━━ RECORDS FOR THIS EXERCISE ━━
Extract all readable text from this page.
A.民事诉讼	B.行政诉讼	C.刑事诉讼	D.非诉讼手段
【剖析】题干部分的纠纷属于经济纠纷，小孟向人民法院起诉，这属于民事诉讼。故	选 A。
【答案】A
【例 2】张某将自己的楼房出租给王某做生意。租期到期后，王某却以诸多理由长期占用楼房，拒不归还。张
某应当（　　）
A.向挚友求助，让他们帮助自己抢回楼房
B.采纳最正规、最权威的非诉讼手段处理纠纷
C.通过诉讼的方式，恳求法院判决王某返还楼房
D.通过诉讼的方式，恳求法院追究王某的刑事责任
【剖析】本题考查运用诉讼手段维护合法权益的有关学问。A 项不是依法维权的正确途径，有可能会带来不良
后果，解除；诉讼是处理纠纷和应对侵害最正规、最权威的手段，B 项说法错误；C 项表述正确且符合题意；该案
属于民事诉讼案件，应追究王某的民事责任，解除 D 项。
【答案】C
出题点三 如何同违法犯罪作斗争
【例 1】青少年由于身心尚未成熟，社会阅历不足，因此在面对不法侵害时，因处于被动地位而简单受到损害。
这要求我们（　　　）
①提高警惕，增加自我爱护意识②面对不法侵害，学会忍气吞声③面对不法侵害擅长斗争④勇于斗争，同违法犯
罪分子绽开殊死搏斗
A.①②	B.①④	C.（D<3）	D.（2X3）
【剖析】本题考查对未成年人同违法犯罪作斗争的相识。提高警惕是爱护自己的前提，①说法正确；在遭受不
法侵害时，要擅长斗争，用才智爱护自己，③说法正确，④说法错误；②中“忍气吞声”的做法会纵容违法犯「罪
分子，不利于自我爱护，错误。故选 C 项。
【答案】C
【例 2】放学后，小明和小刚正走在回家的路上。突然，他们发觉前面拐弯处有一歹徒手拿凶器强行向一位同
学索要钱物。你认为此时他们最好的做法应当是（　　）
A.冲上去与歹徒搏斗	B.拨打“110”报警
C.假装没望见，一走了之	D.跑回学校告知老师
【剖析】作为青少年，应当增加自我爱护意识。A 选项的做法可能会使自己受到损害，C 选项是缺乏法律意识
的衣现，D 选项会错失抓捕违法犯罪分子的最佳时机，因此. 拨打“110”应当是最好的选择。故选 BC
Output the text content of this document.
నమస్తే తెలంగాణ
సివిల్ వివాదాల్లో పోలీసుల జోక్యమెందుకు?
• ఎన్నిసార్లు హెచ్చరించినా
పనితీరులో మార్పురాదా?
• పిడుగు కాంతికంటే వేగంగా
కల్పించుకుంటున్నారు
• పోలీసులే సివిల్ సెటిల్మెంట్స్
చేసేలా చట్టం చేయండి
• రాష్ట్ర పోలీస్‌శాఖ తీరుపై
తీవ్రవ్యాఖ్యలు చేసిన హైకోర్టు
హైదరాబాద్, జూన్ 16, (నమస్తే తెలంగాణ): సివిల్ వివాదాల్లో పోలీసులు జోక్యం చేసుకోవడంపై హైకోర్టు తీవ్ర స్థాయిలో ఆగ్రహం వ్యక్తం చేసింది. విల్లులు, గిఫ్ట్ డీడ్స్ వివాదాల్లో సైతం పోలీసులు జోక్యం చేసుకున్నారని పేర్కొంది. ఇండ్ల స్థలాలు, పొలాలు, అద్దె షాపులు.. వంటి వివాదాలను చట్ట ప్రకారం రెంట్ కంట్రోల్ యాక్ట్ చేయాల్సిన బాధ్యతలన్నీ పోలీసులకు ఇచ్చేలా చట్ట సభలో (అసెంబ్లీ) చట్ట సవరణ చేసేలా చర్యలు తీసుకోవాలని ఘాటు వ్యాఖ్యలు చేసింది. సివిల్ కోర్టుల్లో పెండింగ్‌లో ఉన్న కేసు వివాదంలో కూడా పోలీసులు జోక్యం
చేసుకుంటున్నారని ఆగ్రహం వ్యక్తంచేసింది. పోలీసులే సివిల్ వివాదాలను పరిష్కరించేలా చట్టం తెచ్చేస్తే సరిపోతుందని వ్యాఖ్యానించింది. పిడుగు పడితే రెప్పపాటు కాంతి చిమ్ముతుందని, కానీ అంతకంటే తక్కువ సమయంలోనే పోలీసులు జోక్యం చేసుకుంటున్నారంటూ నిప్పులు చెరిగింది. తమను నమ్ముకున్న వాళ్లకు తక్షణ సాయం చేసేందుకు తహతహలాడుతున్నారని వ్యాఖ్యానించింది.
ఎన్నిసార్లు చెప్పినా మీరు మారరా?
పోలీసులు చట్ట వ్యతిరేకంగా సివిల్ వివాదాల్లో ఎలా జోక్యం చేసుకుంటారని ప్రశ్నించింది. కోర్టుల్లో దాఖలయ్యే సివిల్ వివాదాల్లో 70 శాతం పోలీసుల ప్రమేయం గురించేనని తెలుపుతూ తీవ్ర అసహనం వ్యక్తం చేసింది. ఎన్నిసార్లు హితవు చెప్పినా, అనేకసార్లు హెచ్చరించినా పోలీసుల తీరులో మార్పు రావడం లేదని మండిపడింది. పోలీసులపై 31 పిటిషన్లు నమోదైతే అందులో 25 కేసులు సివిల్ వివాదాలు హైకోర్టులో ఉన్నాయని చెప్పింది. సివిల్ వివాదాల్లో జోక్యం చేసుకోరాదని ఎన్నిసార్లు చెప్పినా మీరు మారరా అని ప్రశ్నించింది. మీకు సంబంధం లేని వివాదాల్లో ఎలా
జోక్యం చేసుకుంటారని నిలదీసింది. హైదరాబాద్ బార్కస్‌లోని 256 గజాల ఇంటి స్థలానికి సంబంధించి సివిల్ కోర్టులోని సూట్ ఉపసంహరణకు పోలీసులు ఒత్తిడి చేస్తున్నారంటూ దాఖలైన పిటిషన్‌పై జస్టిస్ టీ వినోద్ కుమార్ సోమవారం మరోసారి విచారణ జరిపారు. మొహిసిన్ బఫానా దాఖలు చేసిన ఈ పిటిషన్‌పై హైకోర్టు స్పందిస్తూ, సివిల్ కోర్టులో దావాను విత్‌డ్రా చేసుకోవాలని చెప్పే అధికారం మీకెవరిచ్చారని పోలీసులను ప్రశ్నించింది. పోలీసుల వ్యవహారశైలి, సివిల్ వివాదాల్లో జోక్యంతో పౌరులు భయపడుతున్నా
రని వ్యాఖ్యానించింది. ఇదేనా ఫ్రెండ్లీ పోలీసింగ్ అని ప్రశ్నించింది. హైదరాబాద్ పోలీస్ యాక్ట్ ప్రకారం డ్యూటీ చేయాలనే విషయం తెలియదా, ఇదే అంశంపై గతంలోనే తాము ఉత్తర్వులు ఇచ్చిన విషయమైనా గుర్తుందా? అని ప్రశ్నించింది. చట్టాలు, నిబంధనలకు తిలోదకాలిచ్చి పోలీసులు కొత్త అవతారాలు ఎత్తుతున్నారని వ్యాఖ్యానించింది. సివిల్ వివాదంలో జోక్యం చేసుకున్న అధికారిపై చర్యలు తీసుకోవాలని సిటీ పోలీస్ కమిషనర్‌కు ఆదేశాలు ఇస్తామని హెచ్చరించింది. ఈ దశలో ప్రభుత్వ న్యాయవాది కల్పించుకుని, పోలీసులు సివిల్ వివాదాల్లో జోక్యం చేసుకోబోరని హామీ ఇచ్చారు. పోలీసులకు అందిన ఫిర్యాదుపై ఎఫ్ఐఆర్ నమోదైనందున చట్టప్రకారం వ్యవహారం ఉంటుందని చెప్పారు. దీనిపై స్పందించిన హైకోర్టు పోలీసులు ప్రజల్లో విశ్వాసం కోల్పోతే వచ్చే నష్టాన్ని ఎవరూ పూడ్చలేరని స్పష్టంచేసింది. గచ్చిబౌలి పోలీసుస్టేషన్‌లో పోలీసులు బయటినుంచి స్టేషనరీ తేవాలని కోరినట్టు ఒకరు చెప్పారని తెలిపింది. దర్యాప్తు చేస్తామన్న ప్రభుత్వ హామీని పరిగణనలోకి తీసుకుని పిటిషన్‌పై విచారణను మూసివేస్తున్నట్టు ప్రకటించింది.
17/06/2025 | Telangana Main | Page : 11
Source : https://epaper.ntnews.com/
━━━
▶ SHORT PROBLEM
Every line in the data above that contains "通过诉讼的方式" needs to be copied.

▶ WRITTEN ANSWER
C.通过诉讼的方式，恳求法院判决王某返还楼房
D.通过诉讼的方式，恳求法院追究王某的刑事责任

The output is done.